(Figure record listings)
---+---

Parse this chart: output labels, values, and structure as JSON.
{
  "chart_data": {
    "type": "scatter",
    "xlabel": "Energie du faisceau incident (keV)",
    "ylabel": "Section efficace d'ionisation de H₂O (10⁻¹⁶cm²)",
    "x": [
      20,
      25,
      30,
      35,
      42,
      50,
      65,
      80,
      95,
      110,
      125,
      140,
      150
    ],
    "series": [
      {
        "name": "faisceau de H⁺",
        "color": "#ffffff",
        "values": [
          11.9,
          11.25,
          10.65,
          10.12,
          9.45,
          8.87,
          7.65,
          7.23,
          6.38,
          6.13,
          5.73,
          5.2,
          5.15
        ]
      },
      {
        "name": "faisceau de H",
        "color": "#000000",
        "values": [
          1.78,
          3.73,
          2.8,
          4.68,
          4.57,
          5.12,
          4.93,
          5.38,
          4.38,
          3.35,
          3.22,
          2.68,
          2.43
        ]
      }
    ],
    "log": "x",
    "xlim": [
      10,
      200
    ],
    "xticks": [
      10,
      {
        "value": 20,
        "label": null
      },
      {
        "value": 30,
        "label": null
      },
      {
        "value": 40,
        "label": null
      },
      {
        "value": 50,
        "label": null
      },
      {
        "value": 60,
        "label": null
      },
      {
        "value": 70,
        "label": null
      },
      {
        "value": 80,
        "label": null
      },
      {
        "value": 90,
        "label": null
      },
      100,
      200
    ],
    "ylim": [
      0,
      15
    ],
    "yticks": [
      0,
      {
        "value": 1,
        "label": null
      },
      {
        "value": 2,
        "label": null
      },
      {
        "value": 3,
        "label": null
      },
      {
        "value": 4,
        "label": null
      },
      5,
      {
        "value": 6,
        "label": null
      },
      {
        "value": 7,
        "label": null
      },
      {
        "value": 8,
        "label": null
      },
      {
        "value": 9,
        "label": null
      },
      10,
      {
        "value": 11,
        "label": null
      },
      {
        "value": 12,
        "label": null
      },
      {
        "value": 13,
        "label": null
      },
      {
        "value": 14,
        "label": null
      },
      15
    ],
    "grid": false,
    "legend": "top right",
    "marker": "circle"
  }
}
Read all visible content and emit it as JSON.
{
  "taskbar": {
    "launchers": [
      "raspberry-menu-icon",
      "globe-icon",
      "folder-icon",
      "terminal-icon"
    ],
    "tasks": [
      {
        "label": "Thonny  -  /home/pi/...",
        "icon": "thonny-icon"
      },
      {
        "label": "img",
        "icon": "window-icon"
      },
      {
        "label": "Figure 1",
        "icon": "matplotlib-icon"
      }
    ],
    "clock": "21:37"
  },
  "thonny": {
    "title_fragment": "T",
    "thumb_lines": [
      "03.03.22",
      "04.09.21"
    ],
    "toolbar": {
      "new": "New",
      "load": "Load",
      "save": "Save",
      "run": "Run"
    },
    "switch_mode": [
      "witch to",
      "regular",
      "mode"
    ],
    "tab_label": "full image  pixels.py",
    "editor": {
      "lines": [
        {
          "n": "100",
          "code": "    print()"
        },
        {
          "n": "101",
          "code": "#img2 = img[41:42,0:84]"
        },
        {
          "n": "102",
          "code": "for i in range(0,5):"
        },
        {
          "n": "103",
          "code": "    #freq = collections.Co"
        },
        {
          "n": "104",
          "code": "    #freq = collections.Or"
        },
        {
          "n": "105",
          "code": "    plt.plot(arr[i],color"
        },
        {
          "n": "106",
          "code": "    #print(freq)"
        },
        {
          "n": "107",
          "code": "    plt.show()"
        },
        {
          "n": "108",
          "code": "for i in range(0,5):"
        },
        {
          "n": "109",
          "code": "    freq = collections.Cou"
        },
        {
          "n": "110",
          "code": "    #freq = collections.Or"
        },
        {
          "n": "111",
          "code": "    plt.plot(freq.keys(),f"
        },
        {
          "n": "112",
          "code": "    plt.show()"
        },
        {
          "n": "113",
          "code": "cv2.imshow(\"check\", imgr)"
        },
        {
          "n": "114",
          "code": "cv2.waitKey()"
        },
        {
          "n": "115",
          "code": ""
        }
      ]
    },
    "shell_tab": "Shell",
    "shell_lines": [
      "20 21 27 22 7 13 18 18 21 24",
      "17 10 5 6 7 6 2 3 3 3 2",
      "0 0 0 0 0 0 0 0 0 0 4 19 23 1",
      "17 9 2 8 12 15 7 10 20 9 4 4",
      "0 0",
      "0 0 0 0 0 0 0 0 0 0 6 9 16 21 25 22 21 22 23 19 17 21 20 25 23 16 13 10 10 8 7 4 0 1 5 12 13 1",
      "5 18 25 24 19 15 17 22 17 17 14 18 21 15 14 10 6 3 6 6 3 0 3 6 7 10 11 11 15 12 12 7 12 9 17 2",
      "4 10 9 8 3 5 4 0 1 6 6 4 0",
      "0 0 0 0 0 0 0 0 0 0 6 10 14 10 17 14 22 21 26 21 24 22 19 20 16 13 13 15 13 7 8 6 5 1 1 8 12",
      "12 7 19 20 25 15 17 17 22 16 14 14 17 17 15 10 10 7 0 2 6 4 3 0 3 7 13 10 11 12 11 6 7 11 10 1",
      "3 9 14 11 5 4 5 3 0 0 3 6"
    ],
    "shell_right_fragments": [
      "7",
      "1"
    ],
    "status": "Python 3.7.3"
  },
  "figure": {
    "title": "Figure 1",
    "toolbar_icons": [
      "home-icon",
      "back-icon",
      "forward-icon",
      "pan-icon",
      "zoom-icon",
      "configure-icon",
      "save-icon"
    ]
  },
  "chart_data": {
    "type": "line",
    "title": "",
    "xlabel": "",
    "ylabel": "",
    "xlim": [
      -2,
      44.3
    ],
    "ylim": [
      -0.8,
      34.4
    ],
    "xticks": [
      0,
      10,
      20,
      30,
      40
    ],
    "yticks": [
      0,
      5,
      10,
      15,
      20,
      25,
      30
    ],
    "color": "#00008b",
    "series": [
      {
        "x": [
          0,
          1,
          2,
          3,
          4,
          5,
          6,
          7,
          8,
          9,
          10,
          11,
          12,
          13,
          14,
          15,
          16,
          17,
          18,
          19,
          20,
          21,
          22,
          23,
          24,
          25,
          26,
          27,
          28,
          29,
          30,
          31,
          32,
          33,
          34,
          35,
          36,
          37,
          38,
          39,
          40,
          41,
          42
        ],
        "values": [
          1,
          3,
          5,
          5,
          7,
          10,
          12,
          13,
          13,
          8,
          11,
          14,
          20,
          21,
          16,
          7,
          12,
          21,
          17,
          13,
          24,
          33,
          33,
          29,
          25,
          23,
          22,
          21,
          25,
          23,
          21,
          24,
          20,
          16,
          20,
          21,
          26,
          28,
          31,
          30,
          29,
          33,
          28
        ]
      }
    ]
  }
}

---+---

From the entries above, extract each line containing "color".

TASK RESPONSE
        "color": "#ffffff",
        "color": "#000000",
          "code": "    plt.plot(arr[i],color"
    "color": "#00008b",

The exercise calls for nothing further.